#### [Exercise requirements]
Give a count of the lines below that have the string "Lentiviral" in them, with no other words.

#### [The data]
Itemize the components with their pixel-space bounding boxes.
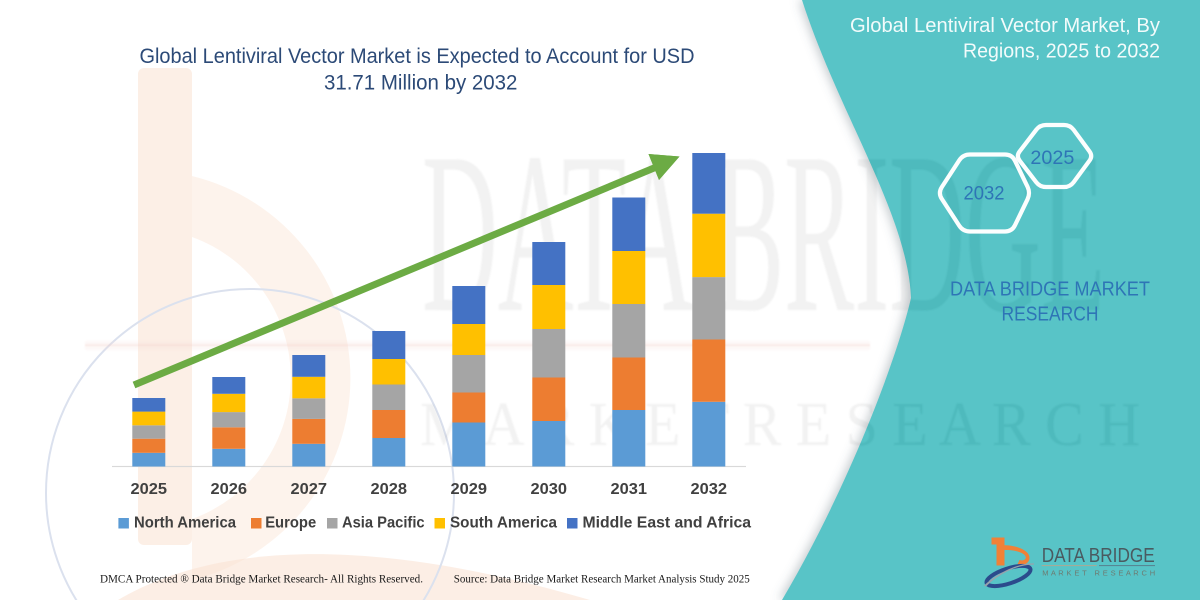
svg-text:DATA BRIDGE: DATA BRIDGE [1042,545,1155,567]
svg-text:DATA BRIDGE MARKET: DATA BRIDGE MARKET [950,279,1150,301]
svg-text:2027: 2027 [291,481,328,498]
svg-text:North America: North America [134,515,236,532]
svg-text:2030: 2030 [531,481,568,498]
svg-text:Source: Data Bridge Market Res: Source: Data Bridge Market Research Mark… [454,574,750,586]
svg-text:DMCA Protected ® Data Bridge M: DMCA Protected ® Data Bridge Market Rese… [100,574,423,586]
svg-text:2025: 2025 [131,481,168,498]
svg-text:Regions, 2025 to 2032: Regions, 2025 to 2032 [963,40,1160,62]
svg-text:2029: 2029 [451,481,488,498]
svg-text:2031: 2031 [611,481,648,498]
svg-text:South America: South America [450,515,557,532]
svg-text:Europe: Europe [265,515,316,532]
svg-text:Global Lentiviral Vector Marke: Global Lentiviral Vector Market is Expec… [140,45,695,68]
svg-text:31.71 Million by 2032: 31.71 Million by 2032 [324,72,518,95]
svg-text:Middle East and Africa: Middle East and Africa [583,515,752,532]
svg-text:2025: 2025 [1030,147,1074,169]
svg-text:2032: 2032 [964,184,1005,205]
svg-text:RESEARCH: RESEARCH [1002,304,1099,326]
svg-text:2026: 2026 [211,481,248,498]
svg-text:Asia Pacific: Asia Pacific [342,515,425,532]
svg-text:2032: 2032 [691,481,728,498]
svg-text:M A R K E T R E S E A R C H: M A R K E T R E S E A R C H [420,391,1140,459]
svg-text:M A R K E T R E S E A R C H: M A R K E T R E S E A R C H [1042,568,1155,577]
svg-text:2028: 2028 [371,481,408,498]
svg-text:Global Lentiviral Vector Marke: Global Lentiviral Vector Market, By [850,15,1160,37]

#### [Answer space]
2